■ RECORDS TO USE:
########################################
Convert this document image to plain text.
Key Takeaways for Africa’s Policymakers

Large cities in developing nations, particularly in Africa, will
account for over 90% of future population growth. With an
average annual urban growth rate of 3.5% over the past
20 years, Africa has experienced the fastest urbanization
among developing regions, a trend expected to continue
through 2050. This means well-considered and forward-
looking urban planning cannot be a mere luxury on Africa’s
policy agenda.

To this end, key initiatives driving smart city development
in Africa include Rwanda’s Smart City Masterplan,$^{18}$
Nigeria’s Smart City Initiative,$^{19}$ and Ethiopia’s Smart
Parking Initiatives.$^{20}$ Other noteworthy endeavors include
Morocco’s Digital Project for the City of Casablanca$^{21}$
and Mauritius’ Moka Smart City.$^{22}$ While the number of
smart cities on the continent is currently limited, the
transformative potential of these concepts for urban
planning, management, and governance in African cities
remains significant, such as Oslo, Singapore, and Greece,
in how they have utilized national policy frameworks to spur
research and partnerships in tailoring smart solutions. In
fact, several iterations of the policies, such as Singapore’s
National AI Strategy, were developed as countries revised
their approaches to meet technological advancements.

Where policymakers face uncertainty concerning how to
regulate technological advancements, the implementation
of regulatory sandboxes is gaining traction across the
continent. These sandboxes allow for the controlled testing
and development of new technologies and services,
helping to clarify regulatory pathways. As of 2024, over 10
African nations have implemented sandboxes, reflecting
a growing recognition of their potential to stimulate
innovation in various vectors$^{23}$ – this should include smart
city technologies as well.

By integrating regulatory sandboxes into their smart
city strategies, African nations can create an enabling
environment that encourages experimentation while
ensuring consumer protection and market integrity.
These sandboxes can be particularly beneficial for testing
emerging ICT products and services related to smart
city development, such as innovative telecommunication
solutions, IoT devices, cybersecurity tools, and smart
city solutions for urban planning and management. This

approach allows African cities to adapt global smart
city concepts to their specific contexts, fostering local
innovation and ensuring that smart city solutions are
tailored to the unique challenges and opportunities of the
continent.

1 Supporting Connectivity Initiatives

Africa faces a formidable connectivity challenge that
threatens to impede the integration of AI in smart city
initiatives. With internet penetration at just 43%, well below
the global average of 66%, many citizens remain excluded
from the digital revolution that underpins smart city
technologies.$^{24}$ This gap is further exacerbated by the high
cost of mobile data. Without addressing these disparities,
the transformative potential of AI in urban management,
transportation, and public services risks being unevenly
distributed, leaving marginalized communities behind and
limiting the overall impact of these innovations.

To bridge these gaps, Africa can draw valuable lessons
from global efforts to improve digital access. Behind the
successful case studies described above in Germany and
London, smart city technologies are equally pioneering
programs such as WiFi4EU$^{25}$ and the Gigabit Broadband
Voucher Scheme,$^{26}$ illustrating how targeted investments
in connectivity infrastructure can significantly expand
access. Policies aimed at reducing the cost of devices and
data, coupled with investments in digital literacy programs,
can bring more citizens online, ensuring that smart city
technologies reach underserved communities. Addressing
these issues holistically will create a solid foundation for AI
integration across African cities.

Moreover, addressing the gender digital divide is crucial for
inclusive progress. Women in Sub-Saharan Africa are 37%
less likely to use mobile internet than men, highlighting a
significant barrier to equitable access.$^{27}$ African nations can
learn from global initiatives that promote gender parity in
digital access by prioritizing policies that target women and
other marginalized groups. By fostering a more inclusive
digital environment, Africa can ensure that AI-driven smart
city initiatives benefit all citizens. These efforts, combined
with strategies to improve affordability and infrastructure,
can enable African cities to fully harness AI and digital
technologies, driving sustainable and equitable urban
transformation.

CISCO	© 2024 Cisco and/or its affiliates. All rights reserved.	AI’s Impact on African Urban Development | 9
########################################
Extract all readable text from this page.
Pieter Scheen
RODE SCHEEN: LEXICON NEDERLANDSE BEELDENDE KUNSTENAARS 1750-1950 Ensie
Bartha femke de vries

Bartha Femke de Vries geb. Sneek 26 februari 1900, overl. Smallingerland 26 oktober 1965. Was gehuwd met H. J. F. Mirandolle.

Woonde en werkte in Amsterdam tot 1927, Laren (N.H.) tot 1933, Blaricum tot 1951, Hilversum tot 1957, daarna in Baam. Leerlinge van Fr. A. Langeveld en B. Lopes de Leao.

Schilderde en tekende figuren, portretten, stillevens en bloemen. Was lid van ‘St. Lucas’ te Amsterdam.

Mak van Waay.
########################################
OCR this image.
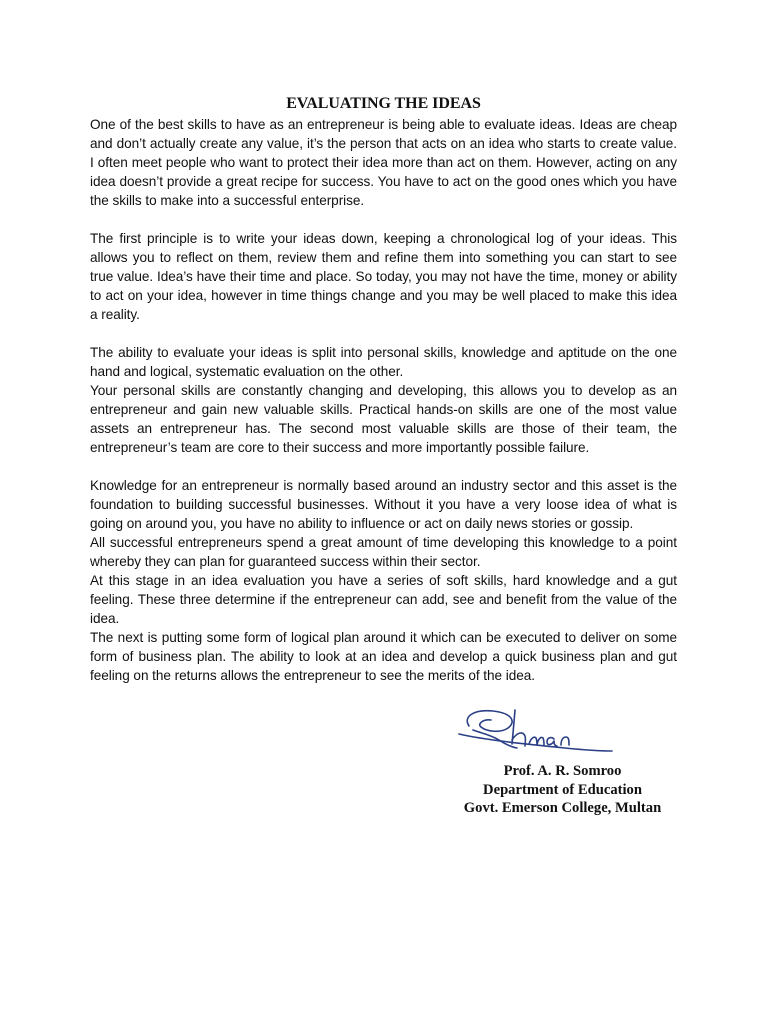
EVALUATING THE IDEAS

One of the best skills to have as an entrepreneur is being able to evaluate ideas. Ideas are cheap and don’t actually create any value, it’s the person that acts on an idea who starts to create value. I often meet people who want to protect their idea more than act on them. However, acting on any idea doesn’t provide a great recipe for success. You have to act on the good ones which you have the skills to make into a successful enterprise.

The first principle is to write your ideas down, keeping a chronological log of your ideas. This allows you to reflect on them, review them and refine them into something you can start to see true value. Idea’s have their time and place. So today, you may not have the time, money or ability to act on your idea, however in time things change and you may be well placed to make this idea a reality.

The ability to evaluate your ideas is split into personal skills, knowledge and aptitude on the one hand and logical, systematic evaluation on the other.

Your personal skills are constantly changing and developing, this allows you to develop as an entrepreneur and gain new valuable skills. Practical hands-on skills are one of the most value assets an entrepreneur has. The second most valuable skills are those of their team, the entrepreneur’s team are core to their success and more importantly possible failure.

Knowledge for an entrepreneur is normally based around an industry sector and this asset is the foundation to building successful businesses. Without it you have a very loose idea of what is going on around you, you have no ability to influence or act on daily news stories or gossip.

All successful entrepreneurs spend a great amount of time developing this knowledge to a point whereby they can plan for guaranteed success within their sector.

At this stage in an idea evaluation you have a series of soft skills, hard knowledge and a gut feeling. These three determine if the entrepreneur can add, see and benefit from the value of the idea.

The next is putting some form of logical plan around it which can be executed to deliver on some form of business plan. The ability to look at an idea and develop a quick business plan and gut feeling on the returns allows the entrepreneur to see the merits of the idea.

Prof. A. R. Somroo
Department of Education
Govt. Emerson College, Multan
########################################
■ YOUR TASK:
From the entries above, copy every line containing the word "driving".

■ ANSWER TO THE PROBLEM:
To this end, key initiatives driving smart city development
technologies, driving sustainable and equitable urban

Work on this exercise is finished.